*GIVEN PROBLEM:* Write out the full set of records exactly. Any pictures in them do not belong in the copy.

*DATA SUPPLIED:*
>>

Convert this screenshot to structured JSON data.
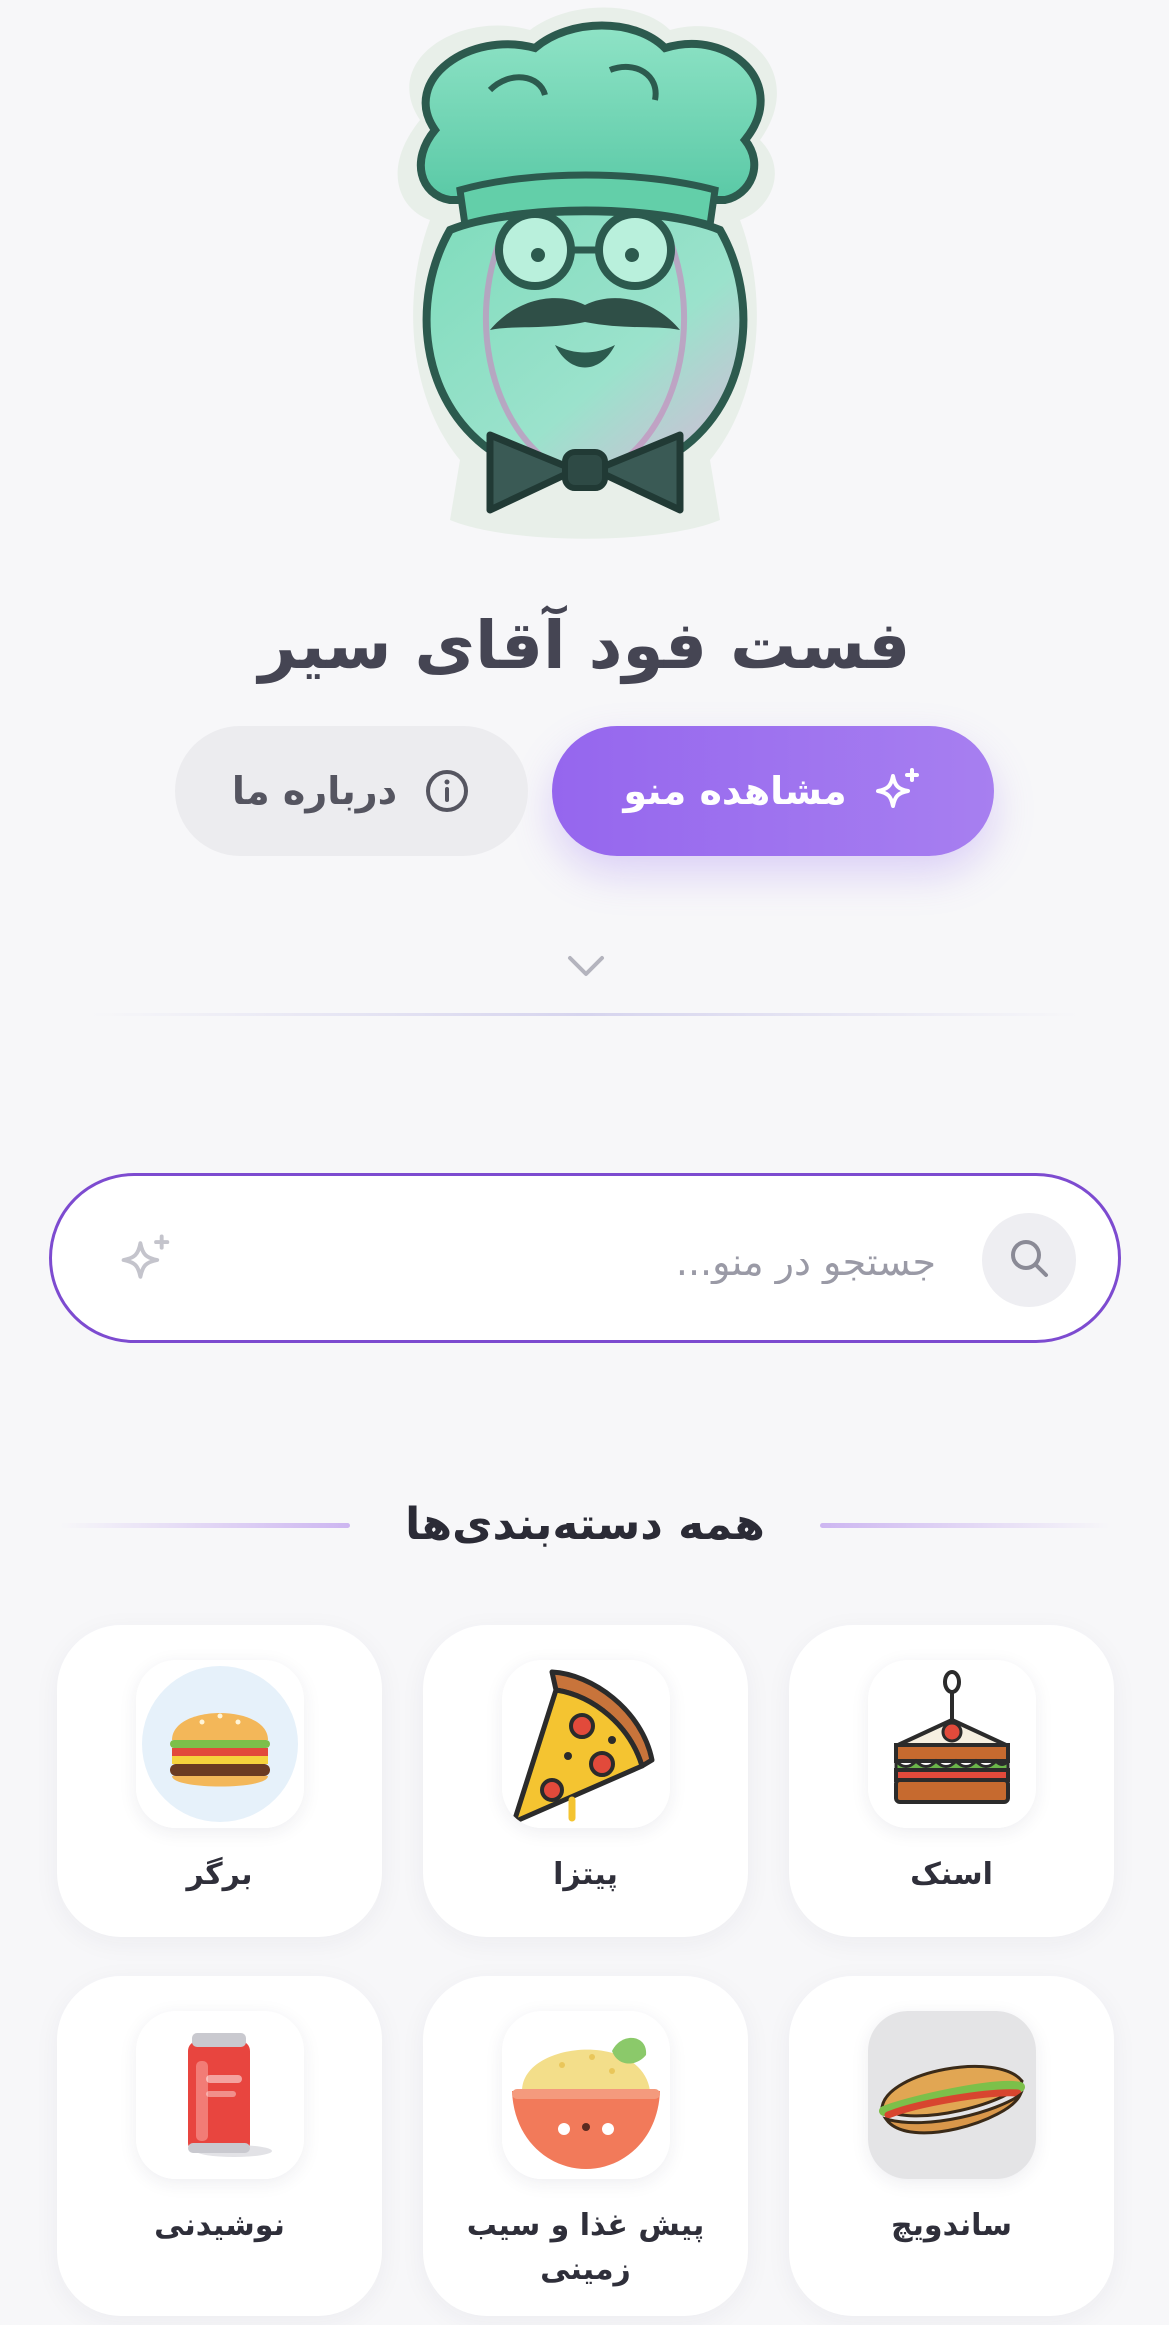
{
  "header": {
    "title": "فست فود آقای سیر"
  },
  "actions": {
    "menu_label": "مشاهده منو",
    "about_label": "درباره ما"
  },
  "search": {
    "placeholder": "جستجو در منو..."
  },
  "categories_section": {
    "title": "همه دسته‌بندی‌ها",
    "items": [
      {
        "label": "اسنک",
        "icon": "snack-sandwich-icon"
      },
      {
        "label": "پیتزا",
        "icon": "pizza-slice-icon"
      },
      {
        "label": "برگر",
        "icon": "burger-icon"
      },
      {
        "label": "ساندویچ",
        "icon": "sub-sandwich-icon"
      },
      {
        "label": "پیش غذا و سیب زمینی",
        "icon": "appetizer-bowl-icon"
      },
      {
        "label": "نوشیدنی",
        "icon": "soda-can-icon"
      }
    ]
  },
  "colors": {
    "accent": "#9566ee",
    "search_border": "#7d4bd0",
    "background": "#f7f7f9"
  }
}
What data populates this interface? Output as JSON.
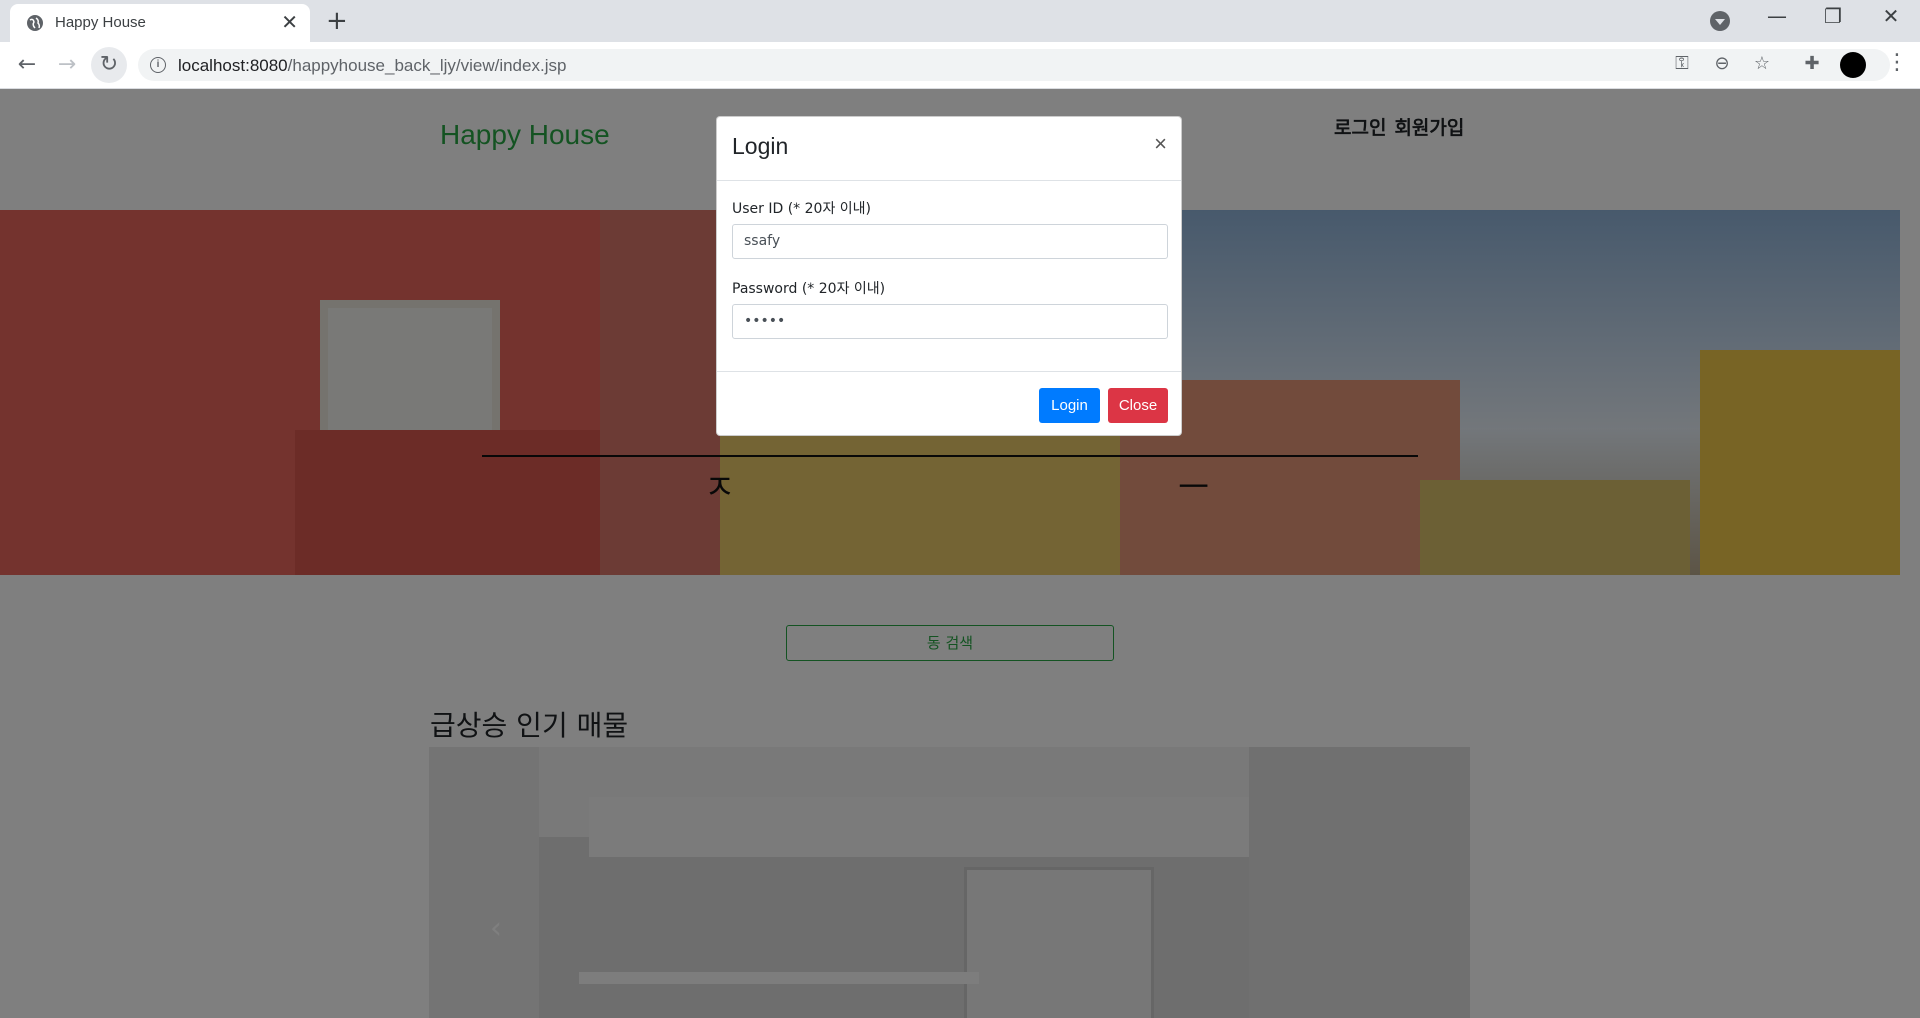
{
  "browser": {
    "tab_title": "Happy House",
    "tab_close": "✕",
    "new_tab": "+",
    "url_host": "localhost:8080",
    "url_path": "/happyhouse_back_ljy/view/index.jsp"
  },
  "site": {
    "brand": "Happy House",
    "login_link": "로그인",
    "signup_link": "회원가입",
    "search_button": "동 검색",
    "section_title": "급상승 인기 매물"
  },
  "modal": {
    "title": "Login",
    "close_symbol": "×",
    "userid_label": "User ID (* 20자 이내)",
    "userid_value": "ssafy",
    "password_label": "Password (* 20자 이내)",
    "password_value": "•••••",
    "login_button": "Login",
    "close_button": "Close"
  },
  "colors": {
    "brand_green": "#28a745",
    "primary": "#007bff",
    "danger": "#dc3545"
  }
}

<<

*COMPLETED EXERCISE:*
Convert this screenshot to structured JSON data.
{
  "header": {
    "title": "فست فود آقای سیر"
  },
  "actions": {
    "menu_label": "مشاهده منو",
    "about_label": "درباره ما"
  },
  "search": {
    "placeholder": "جستجو در منو..."
  },
  "categories_section": {
    "title": "همه دسته‌بندی‌ها",
    "items": [
      {
        "label": "اسنک",
        "icon": "snack-sandwich-icon"
      },
      {
        "label": "پیتزا",
        "icon": "pizza-slice-icon"
      },
      {
        "label": "برگر",
        "icon": "burger-icon"
      },
      {
        "label": "ساندویچ",
        "icon": "sub-sandwich-icon"
      },
      {
        "label": "پیش غذا و سیب زمینی",
        "icon": "appetizer-bowl-icon"
      },
      {
        "label": "نوشیدنی",
        "icon": "soda-can-icon"
      }
    ]
  },
  "colors": {
    "accent": "#9566ee",
    "search_border": "#7d4bd0",
    "background": "#f7f7f9"
  }
}
What data populates this interface? Output as JSON.
{
  "browser": {
    "tab_title": "Happy House",
    "tab_close": "✕",
    "new_tab": "+",
    "url_host": "localhost:8080",
    "url_path": "/happyhouse_back_ljy/view/index.jsp"
  },
  "site": {
    "brand": "Happy House",
    "login_link": "로그인",
    "signup_link": "회원가입",
    "search_button": "동 검색",
    "section_title": "급상승 인기 매물"
  },
  "modal": {
    "title": "Login",
    "close_symbol": "×",
    "userid_label": "User ID (* 20자 이내)",
    "userid_value": "ssafy",
    "password_label": "Password (* 20자 이내)",
    "password_value": "•••••",
    "login_button": "Login",
    "close_button": "Close"
  },
  "colors": {
    "brand_green": "#28a745",
    "primary": "#007bff",
    "danger": "#dc3545"
  }
}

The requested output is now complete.